— Start of STORED ROWS —

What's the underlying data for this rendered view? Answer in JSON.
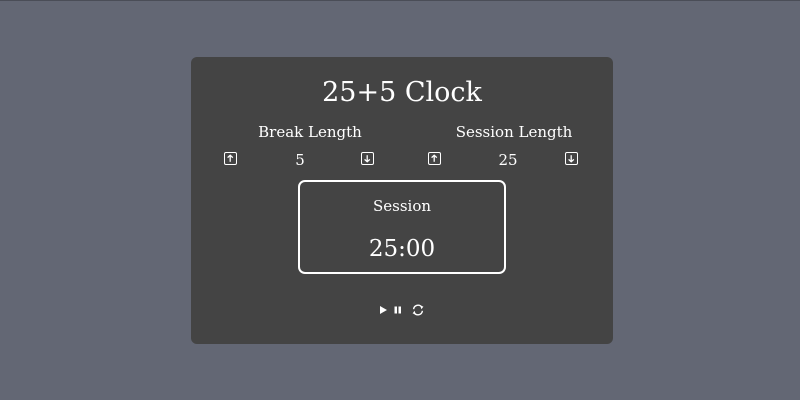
{
  "app": {
    "title": "25+5 Clock"
  },
  "break": {
    "label": "Break Length",
    "value": "5",
    "increment_icon": "arrow-up-square-icon",
    "decrement_icon": "arrow-down-square-icon"
  },
  "session": {
    "label": "Session Length",
    "value": "25",
    "increment_icon": "arrow-up-square-icon",
    "decrement_icon": "arrow-down-square-icon"
  },
  "timer": {
    "label": "Session",
    "time_left": "25:00"
  },
  "playback": {
    "play_icon": "play-icon",
    "pause_icon": "pause-icon",
    "reset_icon": "refresh-icon"
  },
  "colors": {
    "page_background": "#636774",
    "card_background": "#444444",
    "text": "#ffffff"
  }
}
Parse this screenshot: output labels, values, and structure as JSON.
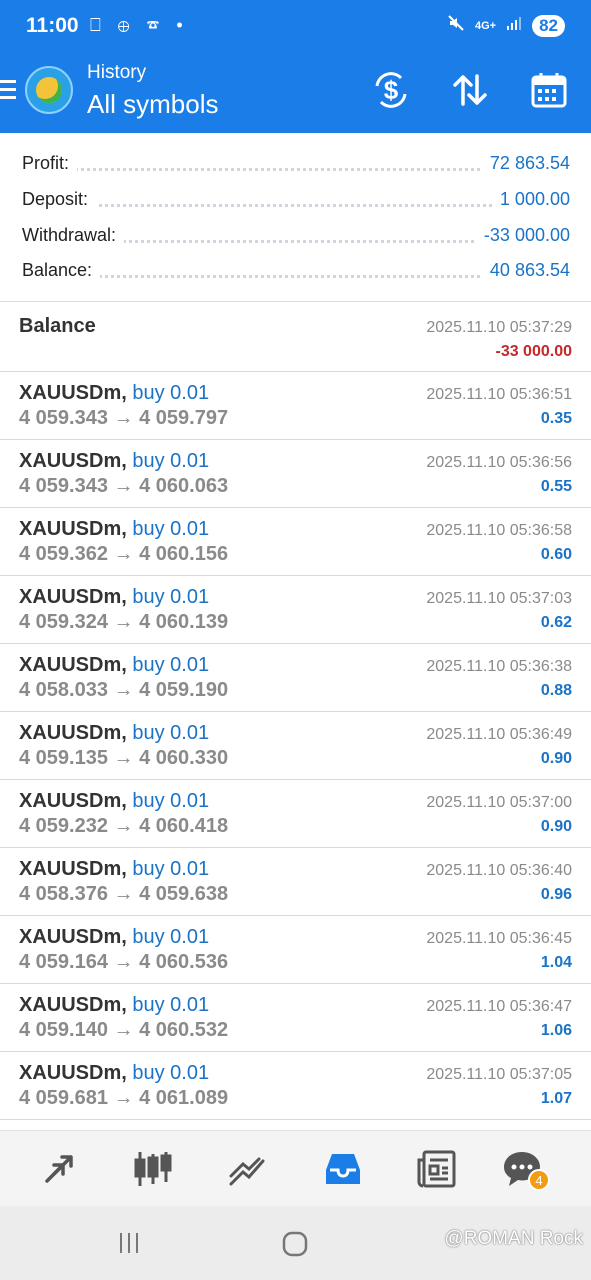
{
  "status_bar": {
    "time": "11:00",
    "left_icons": "⎕ ⊕ ☎ •",
    "network": "4G+",
    "battery": "82"
  },
  "header": {
    "title": "History",
    "subtitle": "All symbols",
    "background_color": "#1a7de8"
  },
  "summary": [
    {
      "label": "Profit:",
      "value": "72 863.54"
    },
    {
      "label": "Deposit:",
      "value": "1 000.00"
    },
    {
      "label": "Withdrawal:",
      "value": "-33 000.00"
    },
    {
      "label": "Balance:",
      "value": "40 863.54"
    }
  ],
  "balance_entry": {
    "label": "Balance",
    "datetime": "2025.11.10 05:37:29",
    "amount": "-33 000.00"
  },
  "deals": [
    {
      "symbol": "XAUUSDm,",
      "direction_lot": "buy 0.01",
      "prices": "4 059.343 → 4 059.797",
      "datetime": "2025.11.10 05:36:51",
      "profit": "0.35"
    },
    {
      "symbol": "XAUUSDm,",
      "direction_lot": "buy 0.01",
      "prices": "4 059.343 → 4 060.063",
      "datetime": "2025.11.10 05:36:56",
      "profit": "0.55"
    },
    {
      "symbol": "XAUUSDm,",
      "direction_lot": "buy 0.01",
      "prices": "4 059.362 → 4 060.156",
      "datetime": "2025.11.10 05:36:58",
      "profit": "0.60"
    },
    {
      "symbol": "XAUUSDm,",
      "direction_lot": "buy 0.01",
      "prices": "4 059.324 → 4 060.139",
      "datetime": "2025.11.10 05:37:03",
      "profit": "0.62"
    },
    {
      "symbol": "XAUUSDm,",
      "direction_lot": "buy 0.01",
      "prices": "4 058.033 → 4 059.190",
      "datetime": "2025.11.10 05:36:38",
      "profit": "0.88"
    },
    {
      "symbol": "XAUUSDm,",
      "direction_lot": "buy 0.01",
      "prices": "4 059.135 → 4 060.330",
      "datetime": "2025.11.10 05:36:49",
      "profit": "0.90"
    },
    {
      "symbol": "XAUUSDm,",
      "direction_lot": "buy 0.01",
      "prices": "4 059.232 → 4 060.418",
      "datetime": "2025.11.10 05:37:00",
      "profit": "0.90"
    },
    {
      "symbol": "XAUUSDm,",
      "direction_lot": "buy 0.01",
      "prices": "4 058.376 → 4 059.638",
      "datetime": "2025.11.10 05:36:40",
      "profit": "0.96"
    },
    {
      "symbol": "XAUUSDm,",
      "direction_lot": "buy 0.01",
      "prices": "4 059.164 → 4 060.536",
      "datetime": "2025.11.10 05:36:45",
      "profit": "1.04"
    },
    {
      "symbol": "XAUUSDm,",
      "direction_lot": "buy 0.01",
      "prices": "4 059.140 → 4 060.532",
      "datetime": "2025.11.10 05:36:47",
      "profit": "1.06"
    },
    {
      "symbol": "XAUUSDm,",
      "direction_lot": "buy 0.01",
      "prices": "4 059.681 → 4 061.089",
      "datetime": "2025.11.10 05:37:05",
      "profit": "1.07"
    }
  ],
  "bottom_nav": {
    "items": [
      "quotes-icon",
      "chart-icon",
      "trade-icon",
      "history-icon",
      "news-icon",
      "messages-icon"
    ],
    "active": "history-icon",
    "messages_badge": "4",
    "active_color": "#1a7de8",
    "badge_color": "#f39c12"
  },
  "watermark": "@ROMAN Rock"
}
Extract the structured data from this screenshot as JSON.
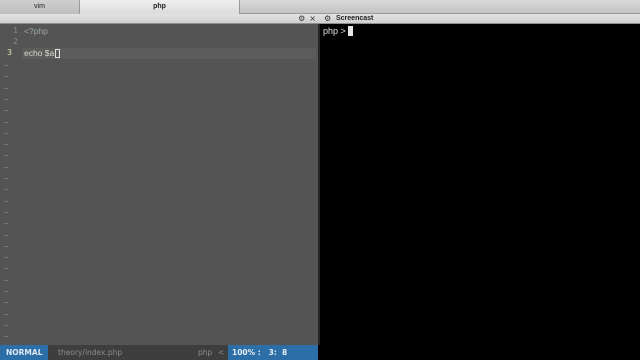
{
  "tabs": [
    {
      "label": "vim"
    },
    {
      "label": "php"
    }
  ],
  "left_pane": {
    "header_icons": [
      "gear-icon",
      "close-icon"
    ]
  },
  "editor": {
    "lines": [
      {
        "number": "1",
        "text": "<?php"
      },
      {
        "number": "2",
        "text": ""
      },
      {
        "number": "3",
        "text": "echo $a"
      }
    ],
    "current_line": 3
  },
  "statusline": {
    "mode": "NORMAL",
    "file_path": "theory/index.php",
    "filetype": "php",
    "fileformat": "<",
    "position": "100% :   3:  8"
  },
  "terminal": {
    "title": "Screencast",
    "prompt": "php > ",
    "header_icons": [
      "gear-icon"
    ]
  },
  "colors": {
    "editor_bg": "#545454",
    "status_accent": "#2c6ea8",
    "terminal_bg": "#000000"
  }
}
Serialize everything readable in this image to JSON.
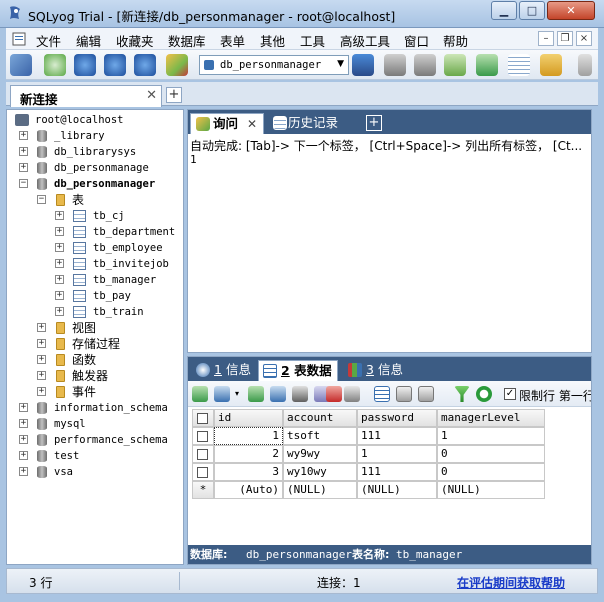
{
  "window": {
    "title": "SQLyog Trial - [新连接/db_personmanager - root@localhost]",
    "min": "▁",
    "max": "□",
    "close": "✕"
  },
  "menu": {
    "items": [
      "文件",
      "编辑",
      "收藏夹",
      "数据库",
      "表单",
      "其他",
      "工具",
      "高级工具",
      "窗口",
      "帮助"
    ],
    "mdi_min": "–",
    "mdi_restore": "❐",
    "mdi_close": "×"
  },
  "toolbar": {
    "database_selected": "db_personmanager",
    "dropdown_arrow": "▼"
  },
  "connection_tab": {
    "label": "新连接",
    "close": "✕",
    "add": "+"
  },
  "tree": {
    "root": "root@localhost",
    "databases": [
      "_library",
      "db_librarysys",
      "db_personmanage",
      "db_personmanager"
    ],
    "folder_tables": "表",
    "tables": [
      "tb_cj",
      "tb_department",
      "tb_employee",
      "tb_invitejob",
      "tb_manager",
      "tb_pay",
      "tb_train"
    ],
    "folders": [
      "视图",
      "存储过程",
      "函数",
      "触发器",
      "事件"
    ],
    "other_databases": [
      "information_schema",
      "mysql",
      "performance_schema",
      "test",
      "vsa"
    ],
    "expand": "+",
    "collapse": "−"
  },
  "query": {
    "tab_query": "询问",
    "tab_history": "历史记录",
    "tab_close": "✕",
    "tab_add": "+",
    "autocomplete_hint": "自动完成: [Tab]-> 下一个标签， [Ctrl+Space]-> 列出所有标签， [Ct...",
    "line1": "1"
  },
  "result": {
    "tabs": [
      {
        "num": "1",
        "label": "信息"
      },
      {
        "num": "2",
        "label": "表数据"
      },
      {
        "num": "3",
        "label": "信息"
      }
    ],
    "limit_checked": "✓",
    "limit_label": "限制行  第一行",
    "columns": [
      "id",
      "account",
      "password",
      "managerLevel"
    ],
    "rows": [
      [
        "1",
        "tsoft",
        "111",
        "1"
      ],
      [
        "2",
        "wy9wy",
        "1",
        "0"
      ],
      [
        "3",
        "wy10wy",
        "111",
        "0"
      ]
    ],
    "new_row_marker": "*",
    "new_row": [
      "(Auto)",
      "(NULL)",
      "(NULL)",
      "(NULL)"
    ],
    "footer_db_label": "数据库:",
    "footer_db_value": "db_personmanager",
    "footer_table_label": "表名称:",
    "footer_table_value": "tb_manager"
  },
  "status": {
    "rows": "3 行",
    "connection": "连接：1",
    "help_link": "在评估期间获取帮助"
  }
}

— End of STORED ROWS —

• _WRITTEN PROBLEM_: Repeat the lines above exactly, and keep every picture out.

• _RIGHT ANSWER_:
What's the underlying data for this rendered view? Answer in JSON.
{
  "app": {
    "title": "25+5 Clock"
  },
  "break": {
    "label": "Break Length",
    "value": "5",
    "increment_icon": "arrow-up-square-icon",
    "decrement_icon": "arrow-down-square-icon"
  },
  "session": {
    "label": "Session Length",
    "value": "25",
    "increment_icon": "arrow-up-square-icon",
    "decrement_icon": "arrow-down-square-icon"
  },
  "timer": {
    "label": "Session",
    "time_left": "25:00"
  },
  "playback": {
    "play_icon": "play-icon",
    "pause_icon": "pause-icon",
    "reset_icon": "refresh-icon"
  },
  "colors": {
    "page_background": "#636774",
    "card_background": "#444444",
    "text": "#ffffff"
  }
}
Parse this screenshot: output labels, values, and structure as JSON.
{
  "status_bar": {
    "time": "11:00",
    "left_icons": "⎕ ⊕ ☎ •",
    "network": "4G+",
    "battery": "82"
  },
  "header": {
    "title": "History",
    "subtitle": "All symbols",
    "background_color": "#1a7de8"
  },
  "summary": [
    {
      "label": "Profit:",
      "value": "72 863.54"
    },
    {
      "label": "Deposit:",
      "value": "1 000.00"
    },
    {
      "label": "Withdrawal:",
      "value": "-33 000.00"
    },
    {
      "label": "Balance:",
      "value": "40 863.54"
    }
  ],
  "balance_entry": {
    "label": "Balance",
    "datetime": "2025.11.10 05:37:29",
    "amount": "-33 000.00"
  },
  "deals": [
    {
      "symbol": "XAUUSDm,",
      "direction_lot": "buy 0.01",
      "prices": "4 059.343 → 4 059.797",
      "datetime": "2025.11.10 05:36:51",
      "profit": "0.35"
    },
    {
      "symbol": "XAUUSDm,",
      "direction_lot": "buy 0.01",
      "prices": "4 059.343 → 4 060.063",
      "datetime": "2025.11.10 05:36:56",
      "profit": "0.55"
    },
    {
      "symbol": "XAUUSDm,",
      "direction_lot": "buy 0.01",
      "prices": "4 059.362 → 4 060.156",
      "datetime": "2025.11.10 05:36:58",
      "profit": "0.60"
    },
    {
      "symbol": "XAUUSDm,",
      "direction_lot": "buy 0.01",
      "prices": "4 059.324 → 4 060.139",
      "datetime": "2025.11.10 05:37:03",
      "profit": "0.62"
    },
    {
      "symbol": "XAUUSDm,",
      "direction_lot": "buy 0.01",
      "prices": "4 058.033 → 4 059.190",
      "datetime": "2025.11.10 05:36:38",
      "profit": "0.88"
    },
    {
      "symbol": "XAUUSDm,",
      "direction_lot": "buy 0.01",
      "prices": "4 059.135 → 4 060.330",
      "datetime": "2025.11.10 05:36:49",
      "profit": "0.90"
    },
    {
      "symbol": "XAUUSDm,",
      "direction_lot": "buy 0.01",
      "prices": "4 059.232 → 4 060.418",
      "datetime": "2025.11.10 05:37:00",
      "profit": "0.90"
    },
    {
      "symbol": "XAUUSDm,",
      "direction_lot": "buy 0.01",
      "prices": "4 058.376 → 4 059.638",
      "datetime": "2025.11.10 05:36:40",
      "profit": "0.96"
    },
    {
      "symbol": "XAUUSDm,",
      "direction_lot": "buy 0.01",
      "prices": "4 059.164 → 4 060.536",
      "datetime": "2025.11.10 05:36:45",
      "profit": "1.04"
    },
    {
      "symbol": "XAUUSDm,",
      "direction_lot": "buy 0.01",
      "prices": "4 059.140 → 4 060.532",
      "datetime": "2025.11.10 05:36:47",
      "profit": "1.06"
    },
    {
      "symbol": "XAUUSDm,",
      "direction_lot": "buy 0.01",
      "prices": "4 059.681 → 4 061.089",
      "datetime": "2025.11.10 05:37:05",
      "profit": "1.07"
    }
  ],
  "bottom_nav": {
    "items": [
      "quotes-icon",
      "chart-icon",
      "trade-icon",
      "history-icon",
      "news-icon",
      "messages-icon"
    ],
    "active": "history-icon",
    "messages_badge": "4",
    "active_color": "#1a7de8",
    "badge_color": "#f39c12"
  },
  "watermark": "@ROMAN Rock"
}
Extract the structured data from this screenshot as JSON.
{
  "tabs": [
    {
      "label": "vim"
    },
    {
      "label": "php"
    }
  ],
  "left_pane": {
    "header_icons": [
      "gear-icon",
      "close-icon"
    ]
  },
  "editor": {
    "lines": [
      {
        "number": "1",
        "text": "<?php"
      },
      {
        "number": "2",
        "text": ""
      },
      {
        "number": "3",
        "text": "echo $a"
      }
    ],
    "current_line": 3
  },
  "statusline": {
    "mode": "NORMAL",
    "file_path": "theory/index.php",
    "filetype": "php",
    "fileformat": "<",
    "position": "100% :   3:  8"
  },
  "terminal": {
    "title": "Screencast",
    "prompt": "php > ",
    "header_icons": [
      "gear-icon"
    ]
  },
  "colors": {
    "editor_bg": "#545454",
    "status_accent": "#2c6ea8",
    "terminal_bg": "#000000"
  }
}
Serialize everything readable in this image to JSON.
{
  "window": {
    "title": "SQLyog Trial - [新连接/db_personmanager - root@localhost]",
    "min": "▁",
    "max": "□",
    "close": "✕"
  },
  "menu": {
    "items": [
      "文件",
      "编辑",
      "收藏夹",
      "数据库",
      "表单",
      "其他",
      "工具",
      "高级工具",
      "窗口",
      "帮助"
    ],
    "mdi_min": "–",
    "mdi_restore": "❐",
    "mdi_close": "×"
  },
  "toolbar": {
    "database_selected": "db_personmanager",
    "dropdown_arrow": "▼"
  },
  "connection_tab": {
    "label": "新连接",
    "close": "✕",
    "add": "+"
  },
  "tree": {
    "root": "root@localhost",
    "databases": [
      "_library",
      "db_librarysys",
      "db_personmanage",
      "db_personmanager"
    ],
    "folder_tables": "表",
    "tables": [
      "tb_cj",
      "tb_department",
      "tb_employee",
      "tb_invitejob",
      "tb_manager",
      "tb_pay",
      "tb_train"
    ],
    "folders": [
      "视图",
      "存储过程",
      "函数",
      "触发器",
      "事件"
    ],
    "other_databases": [
      "information_schema",
      "mysql",
      "performance_schema",
      "test",
      "vsa"
    ],
    "expand": "+",
    "collapse": "−"
  },
  "query": {
    "tab_query": "询问",
    "tab_history": "历史记录",
    "tab_close": "✕",
    "tab_add": "+",
    "autocomplete_hint": "自动完成: [Tab]-> 下一个标签， [Ctrl+Space]-> 列出所有标签， [Ct...",
    "line1": "1"
  },
  "result": {
    "tabs": [
      {
        "num": "1",
        "label": "信息"
      },
      {
        "num": "2",
        "label": "表数据"
      },
      {
        "num": "3",
        "label": "信息"
      }
    ],
    "limit_checked": "✓",
    "limit_label": "限制行  第一行",
    "columns": [
      "id",
      "account",
      "password",
      "managerLevel"
    ],
    "rows": [
      [
        "1",
        "tsoft",
        "111",
        "1"
      ],
      [
        "2",
        "wy9wy",
        "1",
        "0"
      ],
      [
        "3",
        "wy10wy",
        "111",
        "0"
      ]
    ],
    "new_row_marker": "*",
    "new_row": [
      "(Auto)",
      "(NULL)",
      "(NULL)",
      "(NULL)"
    ],
    "footer_db_label": "数据库:",
    "footer_db_value": "db_personmanager",
    "footer_table_label": "表名称:",
    "footer_table_value": "tb_manager"
  },
  "status": {
    "rows": "3 行",
    "connection": "连接：1",
    "help_link": "在评估期间获取帮助"
  }
}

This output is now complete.